##### Stored records #####

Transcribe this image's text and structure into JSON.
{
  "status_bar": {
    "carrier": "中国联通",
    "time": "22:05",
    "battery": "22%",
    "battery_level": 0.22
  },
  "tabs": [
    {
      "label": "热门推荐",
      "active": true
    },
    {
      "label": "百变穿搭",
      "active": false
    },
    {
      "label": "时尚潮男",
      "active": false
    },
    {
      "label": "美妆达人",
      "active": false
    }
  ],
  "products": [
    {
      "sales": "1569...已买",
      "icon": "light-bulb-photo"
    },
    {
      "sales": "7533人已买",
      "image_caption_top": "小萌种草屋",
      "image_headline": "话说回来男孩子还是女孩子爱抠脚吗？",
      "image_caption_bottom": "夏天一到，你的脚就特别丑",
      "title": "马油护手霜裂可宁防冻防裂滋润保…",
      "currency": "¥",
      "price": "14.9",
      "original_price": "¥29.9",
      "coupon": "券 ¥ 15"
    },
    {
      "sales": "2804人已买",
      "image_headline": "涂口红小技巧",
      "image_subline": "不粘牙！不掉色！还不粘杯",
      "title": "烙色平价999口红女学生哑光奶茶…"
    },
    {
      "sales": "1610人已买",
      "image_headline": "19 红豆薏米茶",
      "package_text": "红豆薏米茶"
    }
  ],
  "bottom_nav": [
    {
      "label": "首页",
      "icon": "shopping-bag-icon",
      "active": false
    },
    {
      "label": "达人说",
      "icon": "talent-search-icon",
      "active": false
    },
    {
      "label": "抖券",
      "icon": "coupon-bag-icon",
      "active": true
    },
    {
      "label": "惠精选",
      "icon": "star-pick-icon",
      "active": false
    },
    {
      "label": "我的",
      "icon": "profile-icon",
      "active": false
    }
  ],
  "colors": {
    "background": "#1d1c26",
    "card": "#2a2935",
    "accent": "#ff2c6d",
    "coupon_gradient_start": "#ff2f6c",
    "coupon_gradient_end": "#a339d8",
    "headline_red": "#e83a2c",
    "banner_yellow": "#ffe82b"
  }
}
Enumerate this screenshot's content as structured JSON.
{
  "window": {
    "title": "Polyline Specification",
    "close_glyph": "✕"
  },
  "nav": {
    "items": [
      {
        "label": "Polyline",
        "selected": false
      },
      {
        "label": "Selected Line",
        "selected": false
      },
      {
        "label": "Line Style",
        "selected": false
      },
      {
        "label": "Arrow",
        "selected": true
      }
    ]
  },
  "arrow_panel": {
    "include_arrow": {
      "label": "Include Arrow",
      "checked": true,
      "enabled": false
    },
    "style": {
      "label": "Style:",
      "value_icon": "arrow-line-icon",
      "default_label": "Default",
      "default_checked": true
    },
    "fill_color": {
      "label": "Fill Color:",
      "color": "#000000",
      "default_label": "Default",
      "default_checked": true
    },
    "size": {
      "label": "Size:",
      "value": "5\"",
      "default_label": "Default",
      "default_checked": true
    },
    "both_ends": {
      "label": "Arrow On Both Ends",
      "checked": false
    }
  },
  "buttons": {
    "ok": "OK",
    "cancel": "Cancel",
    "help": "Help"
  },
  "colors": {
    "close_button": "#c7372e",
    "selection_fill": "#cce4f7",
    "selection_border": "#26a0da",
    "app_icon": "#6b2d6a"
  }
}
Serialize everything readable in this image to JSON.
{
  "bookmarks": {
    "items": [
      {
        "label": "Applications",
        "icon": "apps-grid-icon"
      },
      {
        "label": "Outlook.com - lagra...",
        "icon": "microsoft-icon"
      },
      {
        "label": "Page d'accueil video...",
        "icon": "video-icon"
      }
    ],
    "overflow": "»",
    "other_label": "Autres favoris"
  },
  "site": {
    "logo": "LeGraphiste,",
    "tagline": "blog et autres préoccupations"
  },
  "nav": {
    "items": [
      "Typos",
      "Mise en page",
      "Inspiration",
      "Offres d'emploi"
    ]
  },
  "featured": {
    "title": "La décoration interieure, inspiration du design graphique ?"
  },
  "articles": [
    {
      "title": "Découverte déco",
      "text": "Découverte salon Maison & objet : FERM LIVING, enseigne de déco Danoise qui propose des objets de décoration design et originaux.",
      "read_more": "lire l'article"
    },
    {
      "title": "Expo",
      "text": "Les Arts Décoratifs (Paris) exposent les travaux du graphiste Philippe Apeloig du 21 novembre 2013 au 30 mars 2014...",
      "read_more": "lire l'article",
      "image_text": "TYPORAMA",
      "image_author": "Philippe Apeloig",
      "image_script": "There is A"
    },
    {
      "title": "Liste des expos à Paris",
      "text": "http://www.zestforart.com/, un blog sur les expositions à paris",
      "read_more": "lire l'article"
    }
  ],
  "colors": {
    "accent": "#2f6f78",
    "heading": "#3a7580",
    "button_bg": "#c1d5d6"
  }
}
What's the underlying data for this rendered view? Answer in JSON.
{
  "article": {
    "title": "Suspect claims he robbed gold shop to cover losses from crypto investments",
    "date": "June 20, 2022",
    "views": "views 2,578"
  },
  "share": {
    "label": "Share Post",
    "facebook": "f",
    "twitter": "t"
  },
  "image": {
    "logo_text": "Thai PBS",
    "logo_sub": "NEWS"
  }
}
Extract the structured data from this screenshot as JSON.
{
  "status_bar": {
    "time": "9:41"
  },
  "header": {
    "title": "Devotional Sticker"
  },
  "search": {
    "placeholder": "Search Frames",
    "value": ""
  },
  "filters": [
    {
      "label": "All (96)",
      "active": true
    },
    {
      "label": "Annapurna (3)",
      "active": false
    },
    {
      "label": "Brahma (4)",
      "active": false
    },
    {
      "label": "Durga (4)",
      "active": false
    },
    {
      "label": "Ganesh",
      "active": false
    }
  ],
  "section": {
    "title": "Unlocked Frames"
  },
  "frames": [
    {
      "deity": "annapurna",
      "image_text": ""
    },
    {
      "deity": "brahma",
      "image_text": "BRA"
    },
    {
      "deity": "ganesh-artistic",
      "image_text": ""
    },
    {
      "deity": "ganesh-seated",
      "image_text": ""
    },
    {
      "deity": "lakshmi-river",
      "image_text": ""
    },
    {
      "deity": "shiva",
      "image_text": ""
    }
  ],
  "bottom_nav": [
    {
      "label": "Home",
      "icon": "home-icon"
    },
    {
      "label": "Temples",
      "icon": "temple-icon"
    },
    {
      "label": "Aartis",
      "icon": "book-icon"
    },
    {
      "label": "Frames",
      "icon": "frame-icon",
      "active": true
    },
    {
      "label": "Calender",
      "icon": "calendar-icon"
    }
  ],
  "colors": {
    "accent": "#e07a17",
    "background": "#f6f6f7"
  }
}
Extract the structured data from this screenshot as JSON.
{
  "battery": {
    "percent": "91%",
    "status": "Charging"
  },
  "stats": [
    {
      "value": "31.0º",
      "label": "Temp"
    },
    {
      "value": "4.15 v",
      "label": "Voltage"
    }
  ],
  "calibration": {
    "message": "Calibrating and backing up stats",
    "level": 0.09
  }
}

#####

- _Required work_
Restate all of the entries exactly, please.

- _Final result_
Transcribe this image's text and structure into JSON.
{
  "status_bar": {
    "carrier": "中国联通",
    "time": "22:05",
    "battery": "22%",
    "battery_level": 0.22
  },
  "tabs": [
    {
      "label": "热门推荐",
      "active": true
    },
    {
      "label": "百变穿搭",
      "active": false
    },
    {
      "label": "时尚潮男",
      "active": false
    },
    {
      "label": "美妆达人",
      "active": false
    }
  ],
  "products": [
    {
      "sales": "1569...已买",
      "icon": "light-bulb-photo"
    },
    {
      "sales": "7533人已买",
      "image_caption_top": "小萌种草屋",
      "image_headline": "话说回来男孩子还是女孩子爱抠脚吗？",
      "image_caption_bottom": "夏天一到，你的脚就特别丑",
      "title": "马油护手霜裂可宁防冻防裂滋润保…",
      "currency": "¥",
      "price": "14.9",
      "original_price": "¥29.9",
      "coupon": "券 ¥ 15"
    },
    {
      "sales": "2804人已买",
      "image_headline": "涂口红小技巧",
      "image_subline": "不粘牙！不掉色！还不粘杯",
      "title": "烙色平价999口红女学生哑光奶茶…"
    },
    {
      "sales": "1610人已买",
      "image_headline": "19 红豆薏米茶",
      "package_text": "红豆薏米茶"
    }
  ],
  "bottom_nav": [
    {
      "label": "首页",
      "icon": "shopping-bag-icon",
      "active": false
    },
    {
      "label": "达人说",
      "icon": "talent-search-icon",
      "active": false
    },
    {
      "label": "抖券",
      "icon": "coupon-bag-icon",
      "active": true
    },
    {
      "label": "惠精选",
      "icon": "star-pick-icon",
      "active": false
    },
    {
      "label": "我的",
      "icon": "profile-icon",
      "active": false
    }
  ],
  "colors": {
    "background": "#1d1c26",
    "card": "#2a2935",
    "accent": "#ff2c6d",
    "coupon_gradient_start": "#ff2f6c",
    "coupon_gradient_end": "#a339d8",
    "headline_red": "#e83a2c",
    "banner_yellow": "#ffe82b"
  }
}
Enumerate this screenshot's content as structured JSON.
{
  "window": {
    "title": "Polyline Specification",
    "close_glyph": "✕"
  },
  "nav": {
    "items": [
      {
        "label": "Polyline",
        "selected": false
      },
      {
        "label": "Selected Line",
        "selected": false
      },
      {
        "label": "Line Style",
        "selected": false
      },
      {
        "label": "Arrow",
        "selected": true
      }
    ]
  },
  "arrow_panel": {
    "include_arrow": {
      "label": "Include Arrow",
      "checked": true,
      "enabled": false
    },
    "style": {
      "label": "Style:",
      "value_icon": "arrow-line-icon",
      "default_label": "Default",
      "default_checked": true
    },
    "fill_color": {
      "label": "Fill Color:",
      "color": "#000000",
      "default_label": "Default",
      "default_checked": true
    },
    "size": {
      "label": "Size:",
      "value": "5\"",
      "default_label": "Default",
      "default_checked": true
    },
    "both_ends": {
      "label": "Arrow On Both Ends",
      "checked": false
    }
  },
  "buttons": {
    "ok": "OK",
    "cancel": "Cancel",
    "help": "Help"
  },
  "colors": {
    "close_button": "#c7372e",
    "selection_fill": "#cce4f7",
    "selection_border": "#26a0da",
    "app_icon": "#6b2d6a"
  }
}
Serialize everything readable in this image to JSON.
{
  "bookmarks": {
    "items": [
      {
        "label": "Applications",
        "icon": "apps-grid-icon"
      },
      {
        "label": "Outlook.com - lagra...",
        "icon": "microsoft-icon"
      },
      {
        "label": "Page d'accueil video...",
        "icon": "video-icon"
      }
    ],
    "overflow": "»",
    "other_label": "Autres favoris"
  },
  "site": {
    "logo": "LeGraphiste,",
    "tagline": "blog et autres préoccupations"
  },
  "nav": {
    "items": [
      "Typos",
      "Mise en page",
      "Inspiration",
      "Offres d'emploi"
    ]
  },
  "featured": {
    "title": "La décoration interieure, inspiration du design graphique ?"
  },
  "articles": [
    {
      "title": "Découverte déco",
      "text": "Découverte salon Maison & objet : FERM LIVING, enseigne de déco Danoise qui propose des objets de décoration design et originaux.",
      "read_more": "lire l'article"
    },
    {
      "title": "Expo",
      "text": "Les Arts Décoratifs (Paris) exposent les travaux du graphiste Philippe Apeloig du 21 novembre 2013 au 30 mars 2014...",
      "read_more": "lire l'article",
      "image_text": "TYPORAMA",
      "image_author": "Philippe Apeloig",
      "image_script": "There is A"
    },
    {
      "title": "Liste des expos à Paris",
      "text": "http://www.zestforart.com/, un blog sur les expositions à paris",
      "read_more": "lire l'article"
    }
  ],
  "colors": {
    "accent": "#2f6f78",
    "heading": "#3a7580",
    "button_bg": "#c1d5d6"
  }
}
What's the underlying data for this rendered view? Answer in JSON.
{
  "article": {
    "title": "Suspect claims he robbed gold shop to cover losses from crypto investments",
    "date": "June 20, 2022",
    "views": "views 2,578"
  },
  "share": {
    "label": "Share Post",
    "facebook": "f",
    "twitter": "t"
  },
  "image": {
    "logo_text": "Thai PBS",
    "logo_sub": "NEWS"
  }
}
Extract the structured data from this screenshot as JSON.
{
  "status_bar": {
    "time": "9:41"
  },
  "header": {
    "title": "Devotional Sticker"
  },
  "search": {
    "placeholder": "Search Frames",
    "value": ""
  },
  "filters": [
    {
      "label": "All (96)",
      "active": true
    },
    {
      "label": "Annapurna (3)",
      "active": false
    },
    {
      "label": "Brahma (4)",
      "active": false
    },
    {
      "label": "Durga (4)",
      "active": false
    },
    {
      "label": "Ganesh",
      "active": false
    }
  ],
  "section": {
    "title": "Unlocked Frames"
  },
  "frames": [
    {
      "deity": "annapurna",
      "image_text": ""
    },
    {
      "deity": "brahma",
      "image_text": "BRA"
    },
    {
      "deity": "ganesh-artistic",
      "image_text": ""
    },
    {
      "deity": "ganesh-seated",
      "image_text": ""
    },
    {
      "deity": "lakshmi-river",
      "image_text": ""
    },
    {
      "deity": "shiva",
      "image_text": ""
    }
  ],
  "bottom_nav": [
    {
      "label": "Home",
      "icon": "home-icon"
    },
    {
      "label": "Temples",
      "icon": "temple-icon"
    },
    {
      "label": "Aartis",
      "icon": "book-icon"
    },
    {
      "label": "Frames",
      "icon": "frame-icon",
      "active": true
    },
    {
      "label": "Calender",
      "icon": "calendar-icon"
    }
  ],
  "colors": {
    "accent": "#e07a17",
    "background": "#f6f6f7"
  }
}
Extract the structured data from this screenshot as JSON.
{
  "battery": {
    "percent": "91%",
    "status": "Charging"
  },
  "stats": [
    {
      "value": "31.0º",
      "label": "Temp"
    },
    {
      "value": "4.15 v",
      "label": "Voltage"
    }
  ],
  "calibration": {
    "message": "Calibrating and backing up stats",
    "level": 0.09
  }
}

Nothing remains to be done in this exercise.